-- START Working data --

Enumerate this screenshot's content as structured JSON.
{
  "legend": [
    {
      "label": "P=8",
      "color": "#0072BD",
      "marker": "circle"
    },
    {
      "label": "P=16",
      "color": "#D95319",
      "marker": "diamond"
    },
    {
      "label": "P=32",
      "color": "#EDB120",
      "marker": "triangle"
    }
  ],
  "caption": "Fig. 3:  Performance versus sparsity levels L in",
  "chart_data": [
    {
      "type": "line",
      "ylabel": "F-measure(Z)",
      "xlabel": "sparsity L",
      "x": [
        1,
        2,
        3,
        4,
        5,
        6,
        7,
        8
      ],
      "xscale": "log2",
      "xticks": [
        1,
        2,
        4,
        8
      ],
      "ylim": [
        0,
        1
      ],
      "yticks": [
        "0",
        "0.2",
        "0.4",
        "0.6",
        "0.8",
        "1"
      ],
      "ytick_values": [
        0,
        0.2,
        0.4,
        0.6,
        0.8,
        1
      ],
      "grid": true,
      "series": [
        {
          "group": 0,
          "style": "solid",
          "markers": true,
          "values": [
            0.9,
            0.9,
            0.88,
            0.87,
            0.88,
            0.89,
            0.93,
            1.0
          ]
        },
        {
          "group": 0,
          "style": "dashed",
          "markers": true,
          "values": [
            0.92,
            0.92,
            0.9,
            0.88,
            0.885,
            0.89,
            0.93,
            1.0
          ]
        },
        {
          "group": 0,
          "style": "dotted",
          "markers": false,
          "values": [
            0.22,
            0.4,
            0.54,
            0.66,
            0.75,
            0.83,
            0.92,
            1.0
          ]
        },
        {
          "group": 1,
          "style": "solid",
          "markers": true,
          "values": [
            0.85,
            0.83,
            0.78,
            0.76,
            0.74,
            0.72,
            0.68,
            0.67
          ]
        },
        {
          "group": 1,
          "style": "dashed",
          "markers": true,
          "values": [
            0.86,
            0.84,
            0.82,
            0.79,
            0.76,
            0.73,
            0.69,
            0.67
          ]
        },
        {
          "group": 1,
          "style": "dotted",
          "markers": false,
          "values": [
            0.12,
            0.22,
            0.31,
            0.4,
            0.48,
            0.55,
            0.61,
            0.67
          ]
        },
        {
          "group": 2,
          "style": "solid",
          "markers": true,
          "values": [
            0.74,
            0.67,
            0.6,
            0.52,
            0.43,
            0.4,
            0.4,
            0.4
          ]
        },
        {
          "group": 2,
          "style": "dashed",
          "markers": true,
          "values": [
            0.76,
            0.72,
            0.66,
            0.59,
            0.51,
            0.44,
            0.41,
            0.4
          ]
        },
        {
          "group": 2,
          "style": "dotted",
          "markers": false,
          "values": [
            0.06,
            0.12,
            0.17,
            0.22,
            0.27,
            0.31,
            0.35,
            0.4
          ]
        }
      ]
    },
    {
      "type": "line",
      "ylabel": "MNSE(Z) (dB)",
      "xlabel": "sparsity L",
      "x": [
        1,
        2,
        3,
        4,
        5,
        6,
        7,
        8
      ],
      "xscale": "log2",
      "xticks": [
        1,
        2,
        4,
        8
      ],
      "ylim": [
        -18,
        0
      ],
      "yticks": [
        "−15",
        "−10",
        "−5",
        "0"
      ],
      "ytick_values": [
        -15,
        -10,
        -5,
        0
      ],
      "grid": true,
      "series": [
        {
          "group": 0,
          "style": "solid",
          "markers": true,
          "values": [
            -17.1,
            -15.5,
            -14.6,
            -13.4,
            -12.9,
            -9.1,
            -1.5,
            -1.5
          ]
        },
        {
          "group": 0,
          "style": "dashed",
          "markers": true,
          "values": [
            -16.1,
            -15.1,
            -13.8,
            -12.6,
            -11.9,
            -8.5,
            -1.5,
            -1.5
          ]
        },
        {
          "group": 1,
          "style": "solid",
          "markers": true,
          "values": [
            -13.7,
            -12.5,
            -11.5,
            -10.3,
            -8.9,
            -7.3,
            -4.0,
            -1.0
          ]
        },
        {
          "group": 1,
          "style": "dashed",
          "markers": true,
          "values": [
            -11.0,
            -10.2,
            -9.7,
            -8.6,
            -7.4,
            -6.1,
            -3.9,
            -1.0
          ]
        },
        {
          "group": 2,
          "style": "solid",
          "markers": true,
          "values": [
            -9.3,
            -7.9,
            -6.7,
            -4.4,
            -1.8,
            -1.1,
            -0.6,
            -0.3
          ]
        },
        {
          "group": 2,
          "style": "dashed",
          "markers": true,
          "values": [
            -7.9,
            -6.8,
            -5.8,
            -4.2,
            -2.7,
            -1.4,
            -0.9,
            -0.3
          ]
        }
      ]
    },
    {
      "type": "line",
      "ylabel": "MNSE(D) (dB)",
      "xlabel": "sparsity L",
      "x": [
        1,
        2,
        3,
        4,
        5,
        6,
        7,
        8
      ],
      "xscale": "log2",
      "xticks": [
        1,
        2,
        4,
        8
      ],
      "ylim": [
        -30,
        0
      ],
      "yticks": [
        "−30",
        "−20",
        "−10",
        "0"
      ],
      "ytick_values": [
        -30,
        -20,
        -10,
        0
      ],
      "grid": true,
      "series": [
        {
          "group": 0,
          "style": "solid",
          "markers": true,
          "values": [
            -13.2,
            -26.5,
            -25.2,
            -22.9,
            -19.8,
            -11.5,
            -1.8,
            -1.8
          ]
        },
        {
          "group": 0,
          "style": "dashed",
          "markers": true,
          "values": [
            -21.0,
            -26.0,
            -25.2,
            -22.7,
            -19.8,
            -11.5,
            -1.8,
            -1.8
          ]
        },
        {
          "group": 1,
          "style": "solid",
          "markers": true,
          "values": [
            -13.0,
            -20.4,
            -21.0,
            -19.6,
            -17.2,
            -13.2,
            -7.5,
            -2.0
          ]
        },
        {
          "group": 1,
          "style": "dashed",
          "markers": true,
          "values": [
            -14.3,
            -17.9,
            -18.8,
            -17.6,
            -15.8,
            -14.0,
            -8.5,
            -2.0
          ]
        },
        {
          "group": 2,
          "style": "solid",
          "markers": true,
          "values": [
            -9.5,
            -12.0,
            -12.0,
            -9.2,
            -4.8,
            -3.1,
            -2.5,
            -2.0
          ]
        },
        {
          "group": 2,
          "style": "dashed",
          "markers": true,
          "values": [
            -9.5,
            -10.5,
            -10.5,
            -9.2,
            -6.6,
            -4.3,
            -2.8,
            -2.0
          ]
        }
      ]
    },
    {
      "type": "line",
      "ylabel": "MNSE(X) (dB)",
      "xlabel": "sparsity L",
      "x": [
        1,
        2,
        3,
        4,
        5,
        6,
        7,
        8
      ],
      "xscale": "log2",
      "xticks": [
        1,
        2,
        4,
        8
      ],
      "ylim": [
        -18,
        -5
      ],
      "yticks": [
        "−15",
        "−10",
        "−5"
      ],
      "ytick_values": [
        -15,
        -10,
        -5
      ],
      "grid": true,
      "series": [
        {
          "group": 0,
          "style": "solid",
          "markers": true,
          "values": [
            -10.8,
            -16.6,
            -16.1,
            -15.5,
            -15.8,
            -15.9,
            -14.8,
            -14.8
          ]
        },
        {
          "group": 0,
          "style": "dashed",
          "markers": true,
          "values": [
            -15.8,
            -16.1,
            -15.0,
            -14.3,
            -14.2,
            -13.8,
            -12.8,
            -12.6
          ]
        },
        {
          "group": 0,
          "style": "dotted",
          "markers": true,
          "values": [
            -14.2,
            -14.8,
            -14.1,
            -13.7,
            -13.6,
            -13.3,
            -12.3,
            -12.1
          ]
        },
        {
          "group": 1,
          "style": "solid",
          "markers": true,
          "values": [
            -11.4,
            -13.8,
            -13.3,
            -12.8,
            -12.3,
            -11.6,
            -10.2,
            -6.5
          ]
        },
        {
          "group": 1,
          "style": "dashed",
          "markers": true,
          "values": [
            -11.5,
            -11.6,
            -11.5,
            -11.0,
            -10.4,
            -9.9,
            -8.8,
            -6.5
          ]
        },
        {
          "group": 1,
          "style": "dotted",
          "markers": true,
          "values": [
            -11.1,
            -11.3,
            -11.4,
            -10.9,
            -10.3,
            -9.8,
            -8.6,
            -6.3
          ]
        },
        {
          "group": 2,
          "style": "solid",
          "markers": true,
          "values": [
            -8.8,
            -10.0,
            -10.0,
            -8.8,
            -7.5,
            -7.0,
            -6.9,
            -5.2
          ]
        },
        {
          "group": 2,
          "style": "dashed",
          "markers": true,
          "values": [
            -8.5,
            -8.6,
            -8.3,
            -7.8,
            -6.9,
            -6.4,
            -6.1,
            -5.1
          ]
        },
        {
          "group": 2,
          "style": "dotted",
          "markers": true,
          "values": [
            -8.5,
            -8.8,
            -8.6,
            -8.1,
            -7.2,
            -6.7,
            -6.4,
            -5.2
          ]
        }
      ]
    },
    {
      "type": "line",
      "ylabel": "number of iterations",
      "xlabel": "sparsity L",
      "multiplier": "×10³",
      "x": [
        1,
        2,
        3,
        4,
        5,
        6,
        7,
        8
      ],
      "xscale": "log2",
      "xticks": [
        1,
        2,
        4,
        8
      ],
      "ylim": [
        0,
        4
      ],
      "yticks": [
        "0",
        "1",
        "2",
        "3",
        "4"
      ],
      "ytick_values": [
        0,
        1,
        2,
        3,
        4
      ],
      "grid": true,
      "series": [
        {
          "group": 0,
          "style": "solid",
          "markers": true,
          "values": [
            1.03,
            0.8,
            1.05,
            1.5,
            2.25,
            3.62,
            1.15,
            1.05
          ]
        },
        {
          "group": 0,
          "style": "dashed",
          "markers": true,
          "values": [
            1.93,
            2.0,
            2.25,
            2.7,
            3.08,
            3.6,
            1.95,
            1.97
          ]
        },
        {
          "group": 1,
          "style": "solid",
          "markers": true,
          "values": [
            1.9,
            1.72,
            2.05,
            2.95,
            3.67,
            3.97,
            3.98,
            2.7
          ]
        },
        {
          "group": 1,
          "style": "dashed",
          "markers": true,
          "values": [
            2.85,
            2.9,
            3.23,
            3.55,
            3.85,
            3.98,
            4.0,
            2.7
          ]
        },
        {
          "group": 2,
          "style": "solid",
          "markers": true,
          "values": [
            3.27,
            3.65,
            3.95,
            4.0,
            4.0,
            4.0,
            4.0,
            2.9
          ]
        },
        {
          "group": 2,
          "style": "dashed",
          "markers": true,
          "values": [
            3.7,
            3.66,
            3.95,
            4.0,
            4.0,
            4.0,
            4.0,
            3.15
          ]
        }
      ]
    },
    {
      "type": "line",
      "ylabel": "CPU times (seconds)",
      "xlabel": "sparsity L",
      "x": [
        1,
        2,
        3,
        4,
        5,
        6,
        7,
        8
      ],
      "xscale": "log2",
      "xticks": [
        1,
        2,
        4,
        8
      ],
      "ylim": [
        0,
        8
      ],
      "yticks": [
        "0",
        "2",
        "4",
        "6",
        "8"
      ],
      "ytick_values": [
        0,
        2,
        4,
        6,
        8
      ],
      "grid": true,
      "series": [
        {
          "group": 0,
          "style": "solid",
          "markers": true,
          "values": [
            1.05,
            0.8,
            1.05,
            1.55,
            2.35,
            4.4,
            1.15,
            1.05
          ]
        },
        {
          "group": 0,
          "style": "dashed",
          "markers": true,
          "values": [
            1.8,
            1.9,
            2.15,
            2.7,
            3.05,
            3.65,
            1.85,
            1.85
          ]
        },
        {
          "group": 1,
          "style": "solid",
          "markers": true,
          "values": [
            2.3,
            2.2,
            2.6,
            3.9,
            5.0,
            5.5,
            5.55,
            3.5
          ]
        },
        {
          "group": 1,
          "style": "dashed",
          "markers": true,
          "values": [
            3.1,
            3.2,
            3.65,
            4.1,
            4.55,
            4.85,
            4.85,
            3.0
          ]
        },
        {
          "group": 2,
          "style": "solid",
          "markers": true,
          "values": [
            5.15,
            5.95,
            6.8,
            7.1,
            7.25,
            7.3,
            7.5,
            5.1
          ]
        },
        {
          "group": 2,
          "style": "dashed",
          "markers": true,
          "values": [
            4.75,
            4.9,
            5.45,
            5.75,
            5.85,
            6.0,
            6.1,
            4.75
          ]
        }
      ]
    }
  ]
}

-- END Working data --

What is being asked = Provide the count, and nothing else, of lines in the data above where the word "ylabel" occurs.

Response to the task = 6